## Data extracted from a collection:
* BEGIN *

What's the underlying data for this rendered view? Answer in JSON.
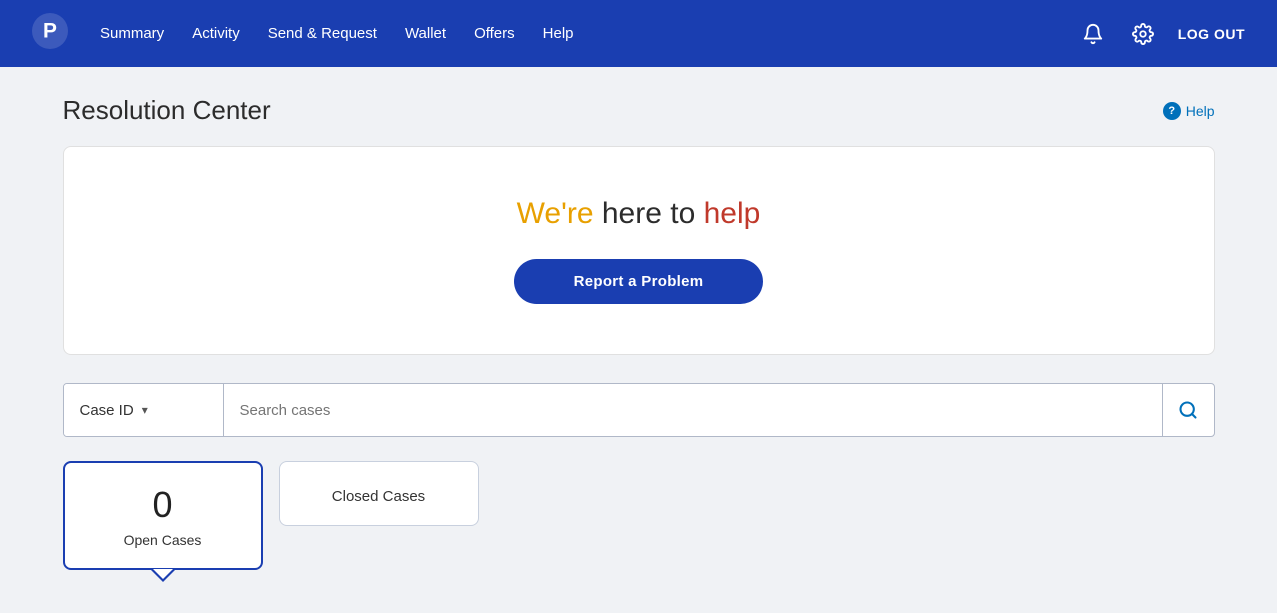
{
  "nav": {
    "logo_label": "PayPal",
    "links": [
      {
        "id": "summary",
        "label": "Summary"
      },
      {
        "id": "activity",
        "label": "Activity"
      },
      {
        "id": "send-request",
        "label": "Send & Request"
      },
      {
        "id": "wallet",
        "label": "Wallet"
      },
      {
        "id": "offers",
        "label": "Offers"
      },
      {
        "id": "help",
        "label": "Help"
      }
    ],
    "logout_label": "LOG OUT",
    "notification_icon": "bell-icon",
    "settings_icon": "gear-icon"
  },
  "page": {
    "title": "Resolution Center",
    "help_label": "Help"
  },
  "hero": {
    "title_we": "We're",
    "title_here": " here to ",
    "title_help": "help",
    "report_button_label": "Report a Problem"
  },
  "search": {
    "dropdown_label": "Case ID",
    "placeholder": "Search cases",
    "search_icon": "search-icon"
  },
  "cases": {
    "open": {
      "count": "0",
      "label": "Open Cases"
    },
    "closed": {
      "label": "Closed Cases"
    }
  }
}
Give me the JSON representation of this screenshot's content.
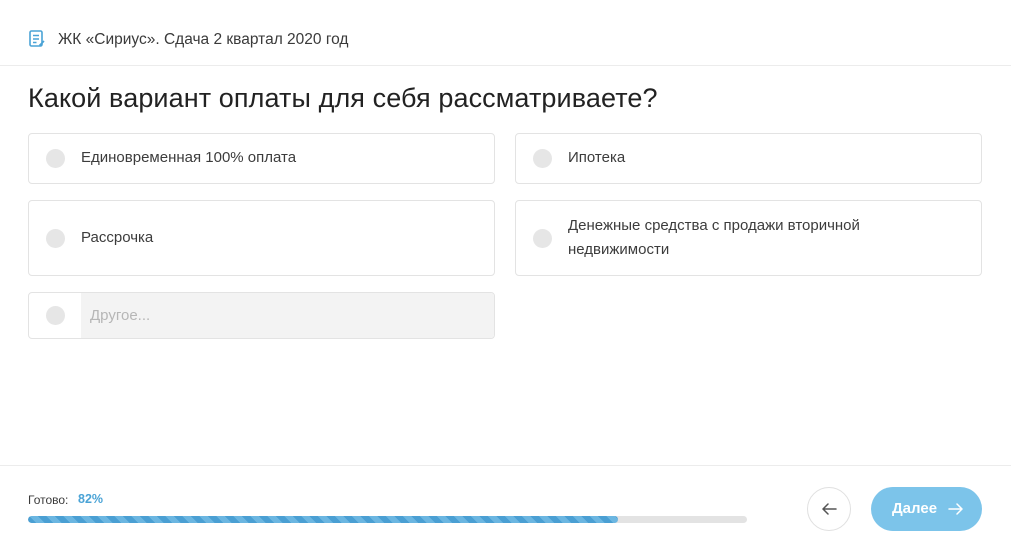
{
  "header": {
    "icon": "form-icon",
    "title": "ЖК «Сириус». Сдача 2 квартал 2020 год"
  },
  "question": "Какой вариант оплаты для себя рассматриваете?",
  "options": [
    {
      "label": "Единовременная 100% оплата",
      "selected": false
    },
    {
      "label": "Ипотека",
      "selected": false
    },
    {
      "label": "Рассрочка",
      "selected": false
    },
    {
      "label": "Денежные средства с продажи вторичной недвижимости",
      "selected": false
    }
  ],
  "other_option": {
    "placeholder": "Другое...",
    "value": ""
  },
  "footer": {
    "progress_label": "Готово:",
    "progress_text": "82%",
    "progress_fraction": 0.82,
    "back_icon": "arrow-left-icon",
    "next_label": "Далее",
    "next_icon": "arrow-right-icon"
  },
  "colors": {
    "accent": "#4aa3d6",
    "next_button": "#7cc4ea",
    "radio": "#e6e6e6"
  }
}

* END *
* BEGIN *

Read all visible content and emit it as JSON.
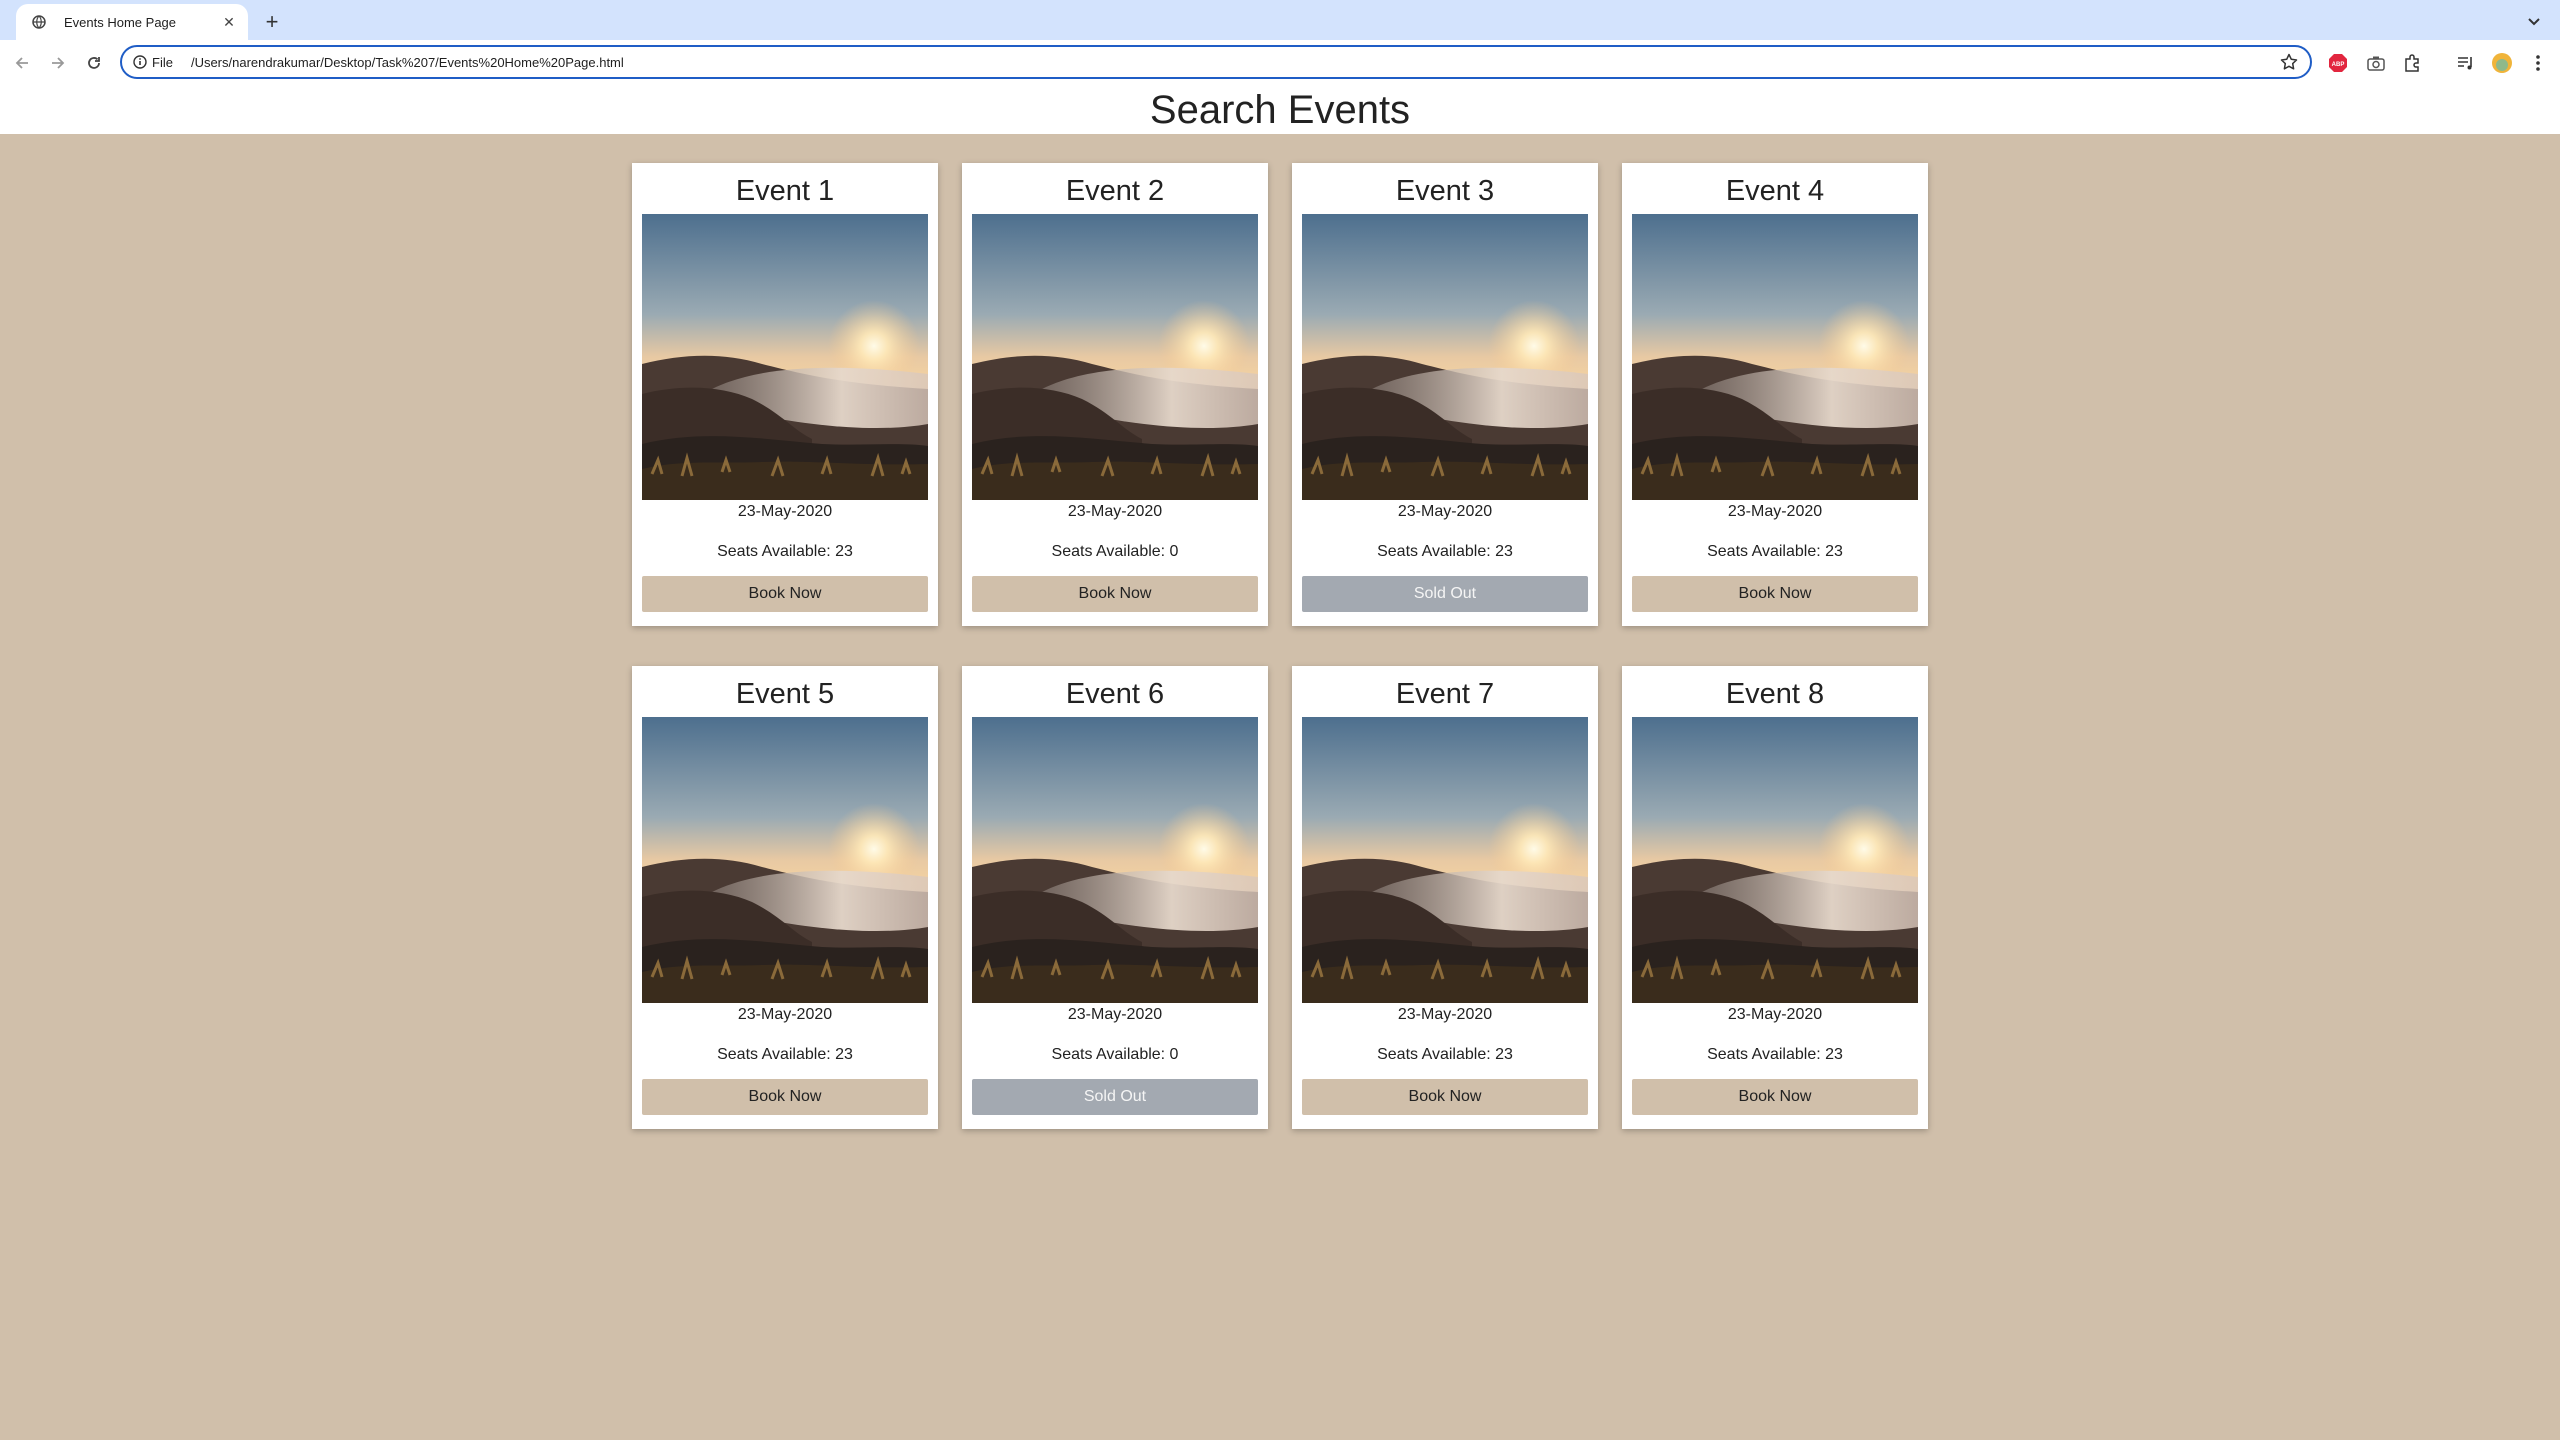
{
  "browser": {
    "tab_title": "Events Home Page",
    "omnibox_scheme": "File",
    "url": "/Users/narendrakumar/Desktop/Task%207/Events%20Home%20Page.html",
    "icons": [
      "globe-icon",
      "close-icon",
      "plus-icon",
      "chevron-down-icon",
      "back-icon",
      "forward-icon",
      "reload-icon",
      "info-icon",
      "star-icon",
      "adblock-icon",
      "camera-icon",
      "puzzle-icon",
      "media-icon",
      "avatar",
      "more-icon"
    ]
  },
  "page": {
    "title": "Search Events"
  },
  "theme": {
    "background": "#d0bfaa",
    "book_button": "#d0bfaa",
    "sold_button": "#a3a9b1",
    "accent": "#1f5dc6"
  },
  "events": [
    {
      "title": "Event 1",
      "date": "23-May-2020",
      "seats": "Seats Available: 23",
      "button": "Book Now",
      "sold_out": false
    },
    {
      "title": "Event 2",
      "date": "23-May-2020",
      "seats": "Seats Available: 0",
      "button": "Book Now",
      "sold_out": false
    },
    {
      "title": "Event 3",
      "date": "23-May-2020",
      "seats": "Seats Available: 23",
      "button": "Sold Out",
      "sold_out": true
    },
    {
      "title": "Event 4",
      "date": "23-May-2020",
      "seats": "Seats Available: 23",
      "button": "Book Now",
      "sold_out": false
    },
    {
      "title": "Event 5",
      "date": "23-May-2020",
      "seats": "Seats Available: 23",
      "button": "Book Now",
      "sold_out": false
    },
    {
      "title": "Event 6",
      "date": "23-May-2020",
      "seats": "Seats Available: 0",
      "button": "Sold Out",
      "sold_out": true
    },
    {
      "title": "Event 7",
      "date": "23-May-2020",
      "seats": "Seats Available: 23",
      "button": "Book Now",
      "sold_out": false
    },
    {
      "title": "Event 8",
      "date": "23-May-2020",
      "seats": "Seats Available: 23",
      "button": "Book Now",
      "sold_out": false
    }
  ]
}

* END *
* BEGIN *

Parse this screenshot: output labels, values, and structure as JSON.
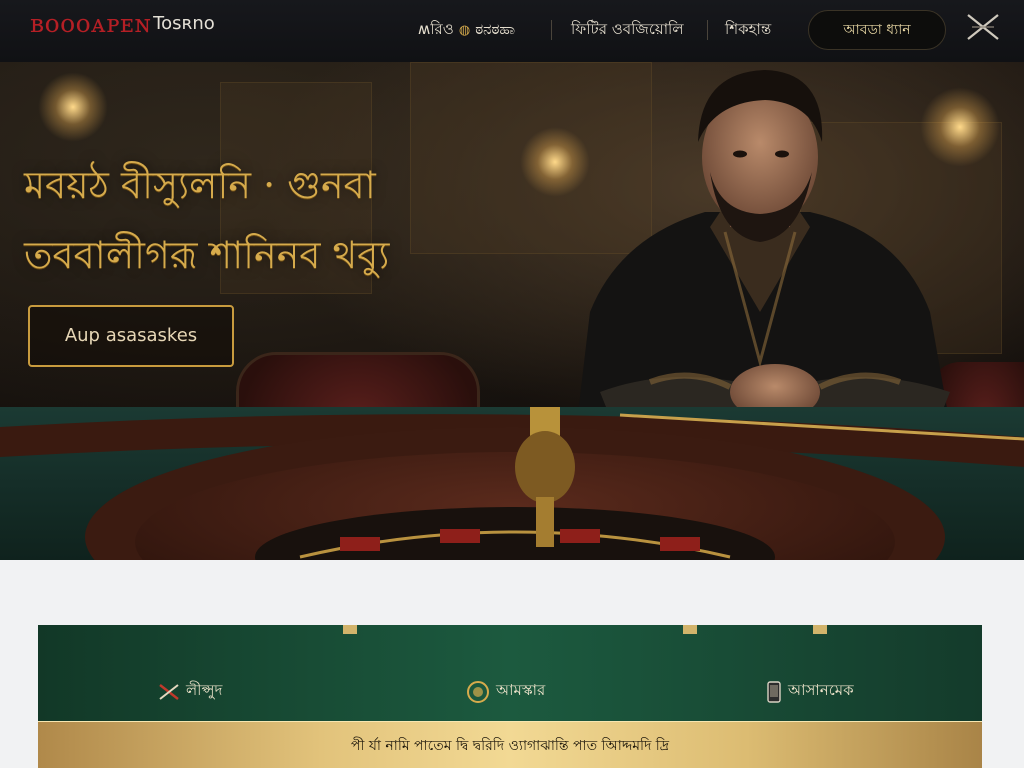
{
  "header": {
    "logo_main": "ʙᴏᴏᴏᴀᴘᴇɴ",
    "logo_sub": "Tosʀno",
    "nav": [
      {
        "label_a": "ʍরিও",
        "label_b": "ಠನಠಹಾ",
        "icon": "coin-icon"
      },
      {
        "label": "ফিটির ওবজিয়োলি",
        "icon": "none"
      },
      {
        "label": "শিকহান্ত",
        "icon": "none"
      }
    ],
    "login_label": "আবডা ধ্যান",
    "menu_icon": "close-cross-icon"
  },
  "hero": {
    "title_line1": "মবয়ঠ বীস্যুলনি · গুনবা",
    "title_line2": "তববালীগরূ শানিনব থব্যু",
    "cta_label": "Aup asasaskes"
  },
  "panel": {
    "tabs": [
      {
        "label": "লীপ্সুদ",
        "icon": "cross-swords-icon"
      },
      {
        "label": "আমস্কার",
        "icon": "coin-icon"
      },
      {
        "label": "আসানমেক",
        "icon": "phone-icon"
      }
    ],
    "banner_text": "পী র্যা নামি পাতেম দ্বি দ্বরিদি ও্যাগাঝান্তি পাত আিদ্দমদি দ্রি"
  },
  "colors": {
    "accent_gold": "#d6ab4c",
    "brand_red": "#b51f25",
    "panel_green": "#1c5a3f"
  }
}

* END *

Go through the material above and copy each line that has the word "screenshot".

Give me the JSON representation of this screenshot's content.
Parse this screenshot: output labels, values, and structure as JSON.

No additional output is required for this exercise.